_WRITTEN PROBLEM_. Leave out the pictures and copy each record below exactly.

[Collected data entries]
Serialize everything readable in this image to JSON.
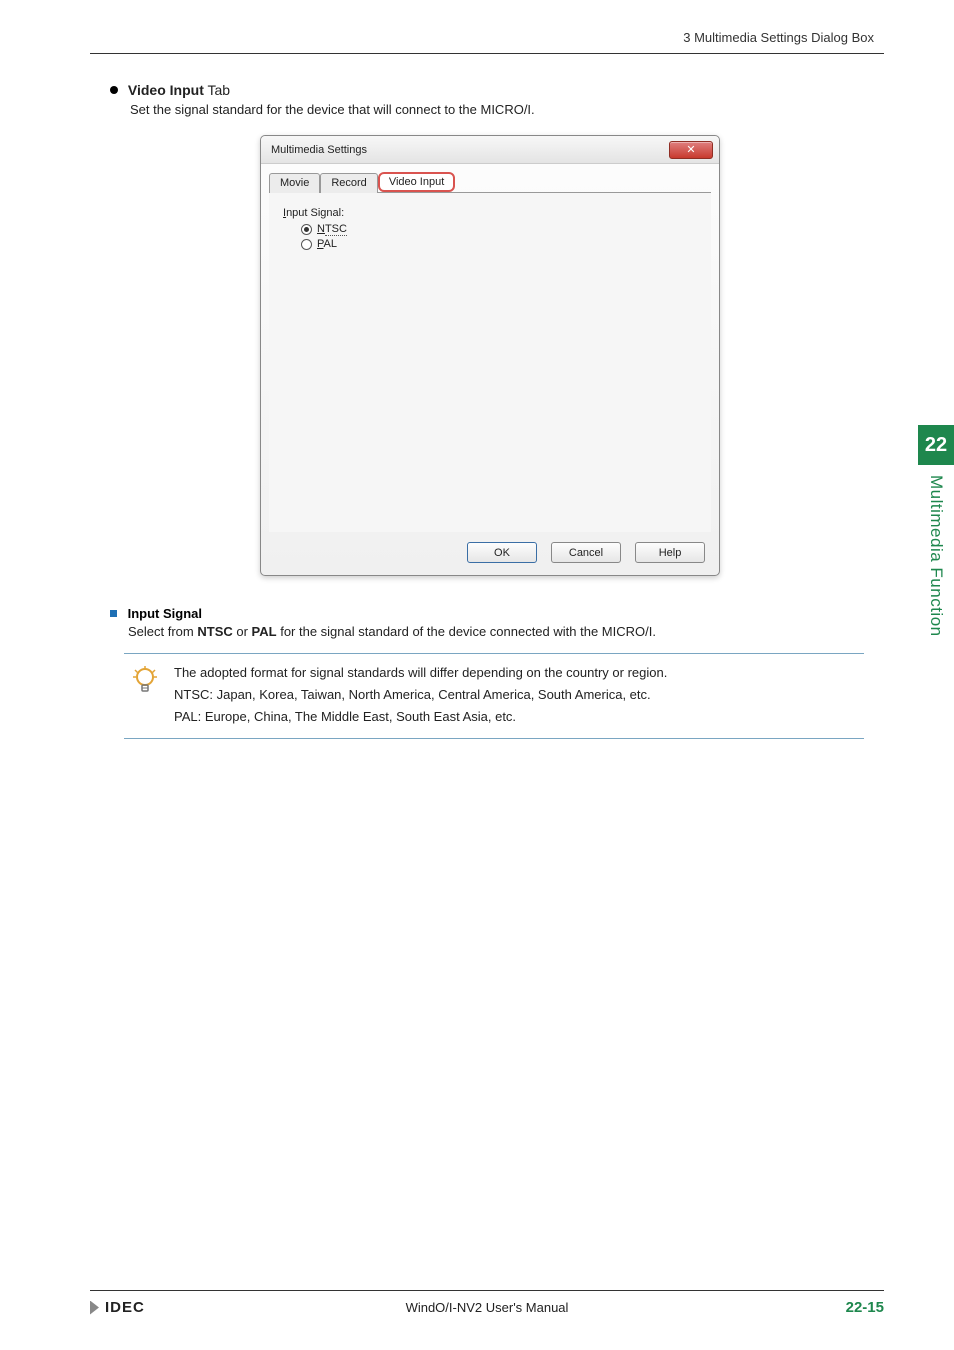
{
  "header": {
    "breadcrumb": "3 Multimedia Settings Dialog Box"
  },
  "section": {
    "title_bold": "Video Input",
    "title_suffix": " Tab",
    "desc": "Set the signal standard for the device that will connect to the MICRO/I."
  },
  "dialog": {
    "title": "Multimedia Settings",
    "close_glyph": "✕",
    "tabs": {
      "movie": "Movie",
      "record": "Record",
      "video_input": "Video Input"
    },
    "group_label": "Input Signal:",
    "options": {
      "ntsc": {
        "mnemonic": "N",
        "rest": "TSC",
        "selected": true
      },
      "pal": {
        "mnemonic": "P",
        "rest": "AL",
        "selected": false
      }
    },
    "buttons": {
      "ok": "OK",
      "cancel": "Cancel",
      "help": "Help"
    }
  },
  "subsection": {
    "title": "Input Signal",
    "desc_pre": "Select from ",
    "desc_b1": "NTSC",
    "desc_mid": " or ",
    "desc_b2": "PAL",
    "desc_post": " for the signal standard of the device connected with the MICRO/I."
  },
  "tip": {
    "line1": "The adopted format for signal standards will differ depending on the country or region.",
    "line2": "NTSC: Japan, Korea, Taiwan, North America, Central America, South America, etc.",
    "line3": "PAL: Europe, China, The Middle East, South East Asia, etc."
  },
  "side": {
    "chapter_no": "22",
    "chapter_title": "Multimedia Function"
  },
  "footer": {
    "brand": "IDEC",
    "center": "WindO/I-NV2 User's Manual",
    "page": "22-15"
  }
}
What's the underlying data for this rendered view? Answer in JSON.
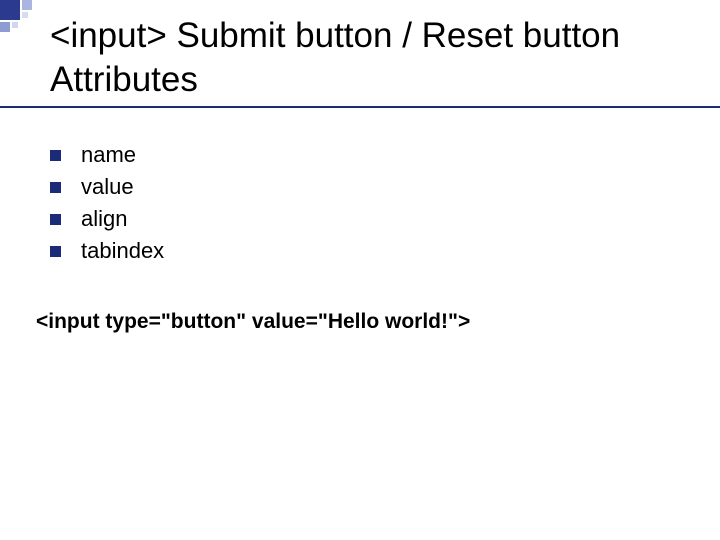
{
  "title": "<input> Submit button / Reset button Attributes",
  "bullets": [
    {
      "label": "name"
    },
    {
      "label": "value"
    },
    {
      "label": "align"
    },
    {
      "label": "tabindex"
    }
  ],
  "code_example": "<input type=\"button\" value=\"Hello world!\">"
}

_EXERCISE SOLUTION_.
Serialize everything readable in this image to JSON.
{
  "header": {
    "breadcrumb": "3 Multimedia Settings Dialog Box"
  },
  "section": {
    "title_bold": "Video Input",
    "title_suffix": " Tab",
    "desc": "Set the signal standard for the device that will connect to the MICRO/I."
  },
  "dialog": {
    "title": "Multimedia Settings",
    "close_glyph": "✕",
    "tabs": {
      "movie": "Movie",
      "record": "Record",
      "video_input": "Video Input"
    },
    "group_label": "Input Signal:",
    "options": {
      "ntsc": {
        "mnemonic": "N",
        "rest": "TSC",
        "selected": true
      },
      "pal": {
        "mnemonic": "P",
        "rest": "AL",
        "selected": false
      }
    },
    "buttons": {
      "ok": "OK",
      "cancel": "Cancel",
      "help": "Help"
    }
  },
  "subsection": {
    "title": "Input Signal",
    "desc_pre": "Select from ",
    "desc_b1": "NTSC",
    "desc_mid": " or ",
    "desc_b2": "PAL",
    "desc_post": " for the signal standard of the device connected with the MICRO/I."
  },
  "tip": {
    "line1": "The adopted format for signal standards will differ depending on the country or region.",
    "line2": "NTSC: Japan, Korea, Taiwan, North America, Central America, South America, etc.",
    "line3": "PAL: Europe, China, The Middle East, South East Asia, etc."
  },
  "side": {
    "chapter_no": "22",
    "chapter_title": "Multimedia Function"
  },
  "footer": {
    "brand": "IDEC",
    "center": "WindO/I-NV2 User's Manual",
    "page": "22-15"
  }
}
What's the underlying data for this rendered view? Answer in JSON.
{
  "title": "<input> Submit button / Reset button Attributes",
  "bullets": [
    {
      "label": "name"
    },
    {
      "label": "value"
    },
    {
      "label": "align"
    },
    {
      "label": "tabindex"
    }
  ],
  "code_example": "<input type=\"button\" value=\"Hello world!\">"
}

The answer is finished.